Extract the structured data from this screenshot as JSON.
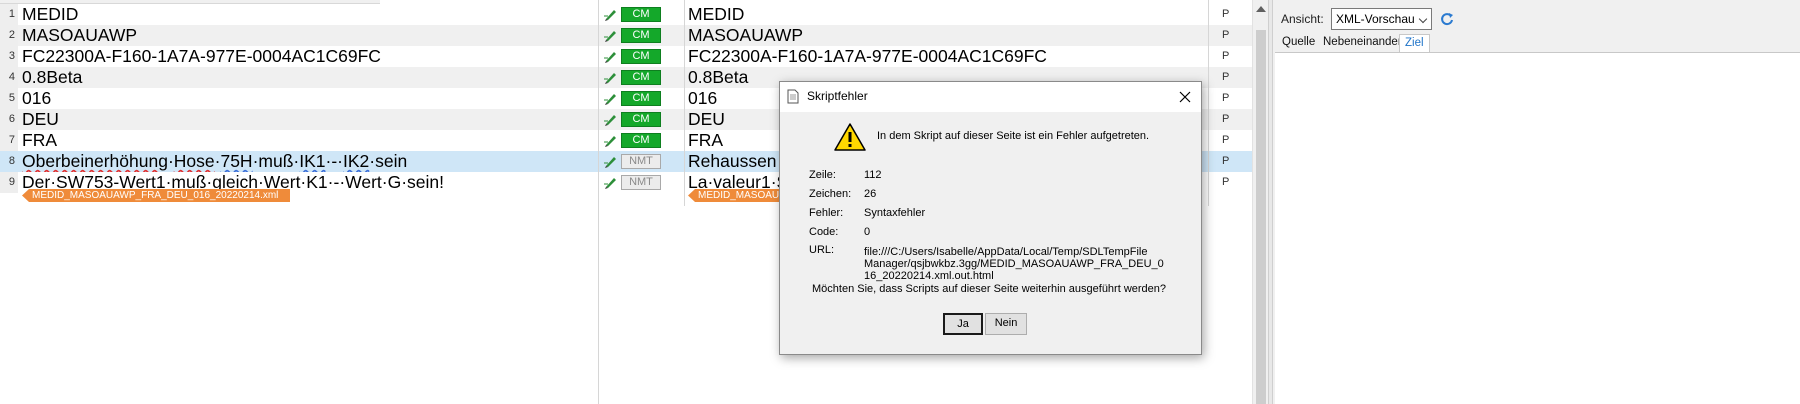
{
  "editor": {
    "segments": [
      {
        "num": "1",
        "source": "MEDID",
        "status": "CM",
        "target": "MEDID",
        "lock": "P"
      },
      {
        "num": "2",
        "source": "MASOAUAWP",
        "status": "CM",
        "target": "MASOAUAWP",
        "lock": "P"
      },
      {
        "num": "3",
        "source": "FC22300A-F160-1A7A-977E-0004AC1C69FC",
        "status": "CM",
        "target": "FC22300A-F160-1A7A-977E-0004AC1C69FC",
        "lock": "P"
      },
      {
        "num": "4",
        "source": "0.8Beta",
        "status": "CM",
        "target": "0.8Beta",
        "lock": "P"
      },
      {
        "num": "5",
        "source": "016",
        "status": "CM",
        "target": "016",
        "lock": "P"
      },
      {
        "num": "6",
        "source": "DEU",
        "status": "CM",
        "target": "DEU",
        "lock": "P"
      },
      {
        "num": "7",
        "source": "FRA",
        "status": "CM",
        "target": "FRA",
        "lock": "P"
      },
      {
        "num": "8",
        "source_parts": [
          "Oberbeinerhöhung",
          "·",
          "Hose",
          "·",
          "75H",
          "·muß·",
          "IK1",
          "·-·",
          "IK2",
          "·sein"
        ],
        "status": "NMT",
        "target": "Rehaussen",
        "lock": "P"
      },
      {
        "num": "9",
        "source": "Der·SW753-Wert1·muß·gleich·Wert·K1·-·Wert·G·sein!",
        "status": "NMT",
        "target": "La·valeur1·S",
        "lock": "P"
      }
    ],
    "file_tag_source": "MEDID_MASOAUAWP_FRA_DEU_016_20220214.xml",
    "file_tag_target": "MEDID_MASOAUAWP"
  },
  "preview": {
    "view_label": "Ansicht:",
    "view_select": "XML-Vorschau",
    "tabs": [
      "Quelle",
      "Nebeneinander",
      "Ziel"
    ],
    "active_tab": "Ziel"
  },
  "dialog": {
    "title": "Skriptfehler",
    "message": "In dem Skript auf dieser Seite ist ein Fehler aufgetreten.",
    "fields": [
      {
        "label": "Zeile:",
        "value": "112"
      },
      {
        "label": "Zeichen:",
        "value": "26"
      },
      {
        "label": "Fehler:",
        "value": "Syntaxfehler"
      },
      {
        "label": "Code:",
        "value": "0"
      }
    ],
    "url_label": "URL:",
    "url_lines": [
      "file:///C:/Users/Isabelle/AppData/Local/Temp/SDLTempFile",
      "Manager/qsjbwkbz.3gg/MEDID_MASOAUAWP_FRA_DEU_0",
      "16_20220214.xml.out.html"
    ],
    "question": "Möchten Sie, dass Scripts auf dieser Seite weiterhin ausgeführt werden?",
    "yes_label": "Ja",
    "no_label": "Nein"
  },
  "colors": {
    "cm_badge": "#14a82a",
    "file_tag": "#ef8b3a",
    "selected_row": "#cfe6f7",
    "active_tab": "#1e73c8"
  }
}
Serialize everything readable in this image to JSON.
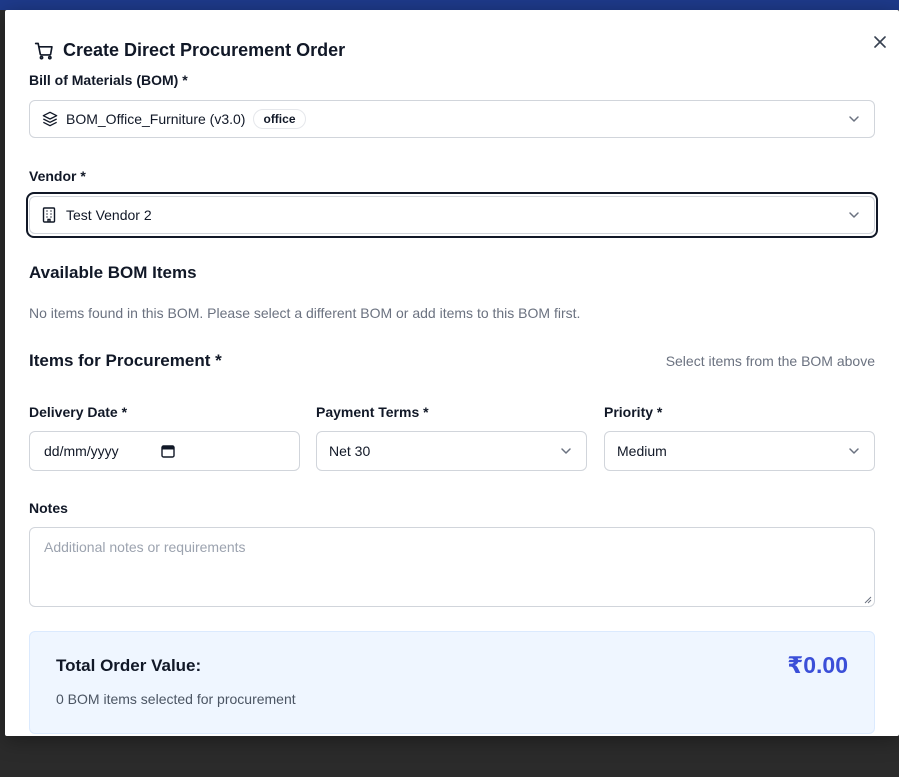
{
  "modal": {
    "title": "Create Direct Procurement Order"
  },
  "bom": {
    "label": "Bill of Materials (BOM) *",
    "value": "BOM_Office_Furniture (v3.0)",
    "badge": "office"
  },
  "vendor": {
    "label": "Vendor *",
    "value": "Test Vendor 2"
  },
  "available": {
    "heading": "Available BOM Items",
    "empty_message": "No items found in this BOM. Please select a different BOM or add items to this BOM first."
  },
  "procurement": {
    "heading": "Items for Procurement *",
    "hint": "Select items from the BOM above"
  },
  "delivery": {
    "label": "Delivery Date *",
    "placeholder": "dd/mm/yyyy"
  },
  "payment": {
    "label": "Payment Terms *",
    "value": "Net 30"
  },
  "priority": {
    "label": "Priority *",
    "value": "Medium"
  },
  "notes": {
    "label": "Notes",
    "placeholder": "Additional notes or requirements"
  },
  "total": {
    "label": "Total Order Value:",
    "value": "₹0.00",
    "summary": "0 BOM items selected for procurement"
  },
  "colors": {
    "accent": "#3b4fd8",
    "total_bg": "#eff6ff",
    "topbar": "#1e3a8a"
  }
}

:: Your goal ::
Pictures don't belong in the copy. Transcribe every record exactly as it appears.

:: Reply ::
Extract the structured data from this screenshot as JSON.
{
  "editor": {
    "segments": [
      {
        "num": "1",
        "source": "MEDID",
        "status": "CM",
        "target": "MEDID",
        "lock": "P"
      },
      {
        "num": "2",
        "source": "MASOAUAWP",
        "status": "CM",
        "target": "MASOAUAWP",
        "lock": "P"
      },
      {
        "num": "3",
        "source": "FC22300A-F160-1A7A-977E-0004AC1C69FC",
        "status": "CM",
        "target": "FC22300A-F160-1A7A-977E-0004AC1C69FC",
        "lock": "P"
      },
      {
        "num": "4",
        "source": "0.8Beta",
        "status": "CM",
        "target": "0.8Beta",
        "lock": "P"
      },
      {
        "num": "5",
        "source": "016",
        "status": "CM",
        "target": "016",
        "lock": "P"
      },
      {
        "num": "6",
        "source": "DEU",
        "status": "CM",
        "target": "DEU",
        "lock": "P"
      },
      {
        "num": "7",
        "source": "FRA",
        "status": "CM",
        "target": "FRA",
        "lock": "P"
      },
      {
        "num": "8",
        "source_parts": [
          "Oberbeinerhöhung",
          "·",
          "Hose",
          "·",
          "75H",
          "·muß·",
          "IK1",
          "·-·",
          "IK2",
          "·sein"
        ],
        "status": "NMT",
        "target": "Rehaussen",
        "lock": "P"
      },
      {
        "num": "9",
        "source": "Der·SW753-Wert1·muß·gleich·Wert·K1·-·Wert·G·sein!",
        "status": "NMT",
        "target": "La·valeur1·S",
        "lock": "P"
      }
    ],
    "file_tag_source": "MEDID_MASOAUAWP_FRA_DEU_016_20220214.xml",
    "file_tag_target": "MEDID_MASOAUAWP"
  },
  "preview": {
    "view_label": "Ansicht:",
    "view_select": "XML-Vorschau",
    "tabs": [
      "Quelle",
      "Nebeneinander",
      "Ziel"
    ],
    "active_tab": "Ziel"
  },
  "dialog": {
    "title": "Skriptfehler",
    "message": "In dem Skript auf dieser Seite ist ein Fehler aufgetreten.",
    "fields": [
      {
        "label": "Zeile:",
        "value": "112"
      },
      {
        "label": "Zeichen:",
        "value": "26"
      },
      {
        "label": "Fehler:",
        "value": "Syntaxfehler"
      },
      {
        "label": "Code:",
        "value": "0"
      }
    ],
    "url_label": "URL:",
    "url_lines": [
      "file:///C:/Users/Isabelle/AppData/Local/Temp/SDLTempFile",
      "Manager/qsjbwkbz.3gg/MEDID_MASOAUAWP_FRA_DEU_0",
      "16_20220214.xml.out.html"
    ],
    "question": "Möchten Sie, dass Scripts auf dieser Seite weiterhin ausgeführt werden?",
    "yes_label": "Ja",
    "no_label": "Nein"
  },
  "colors": {
    "cm_badge": "#14a82a",
    "file_tag": "#ef8b3a",
    "selected_row": "#cfe6f7",
    "active_tab": "#1e73c8"
  }
}
Serialize everything readable in this image to JSON.
{
  "modal": {
    "title": "Create Direct Procurement Order"
  },
  "bom": {
    "label": "Bill of Materials (BOM) *",
    "value": "BOM_Office_Furniture (v3.0)",
    "badge": "office"
  },
  "vendor": {
    "label": "Vendor *",
    "value": "Test Vendor 2"
  },
  "available": {
    "heading": "Available BOM Items",
    "empty_message": "No items found in this BOM. Please select a different BOM or add items to this BOM first."
  },
  "procurement": {
    "heading": "Items for Procurement *",
    "hint": "Select items from the BOM above"
  },
  "delivery": {
    "label": "Delivery Date *",
    "placeholder": "dd/mm/yyyy"
  },
  "payment": {
    "label": "Payment Terms *",
    "value": "Net 30"
  },
  "priority": {
    "label": "Priority *",
    "value": "Medium"
  },
  "notes": {
    "label": "Notes",
    "placeholder": "Additional notes or requirements"
  },
  "total": {
    "label": "Total Order Value:",
    "value": "₹0.00",
    "summary": "0 BOM items selected for procurement"
  },
  "colors": {
    "accent": "#3b4fd8",
    "total_bg": "#eff6ff",
    "topbar": "#1e3a8a"
  }
}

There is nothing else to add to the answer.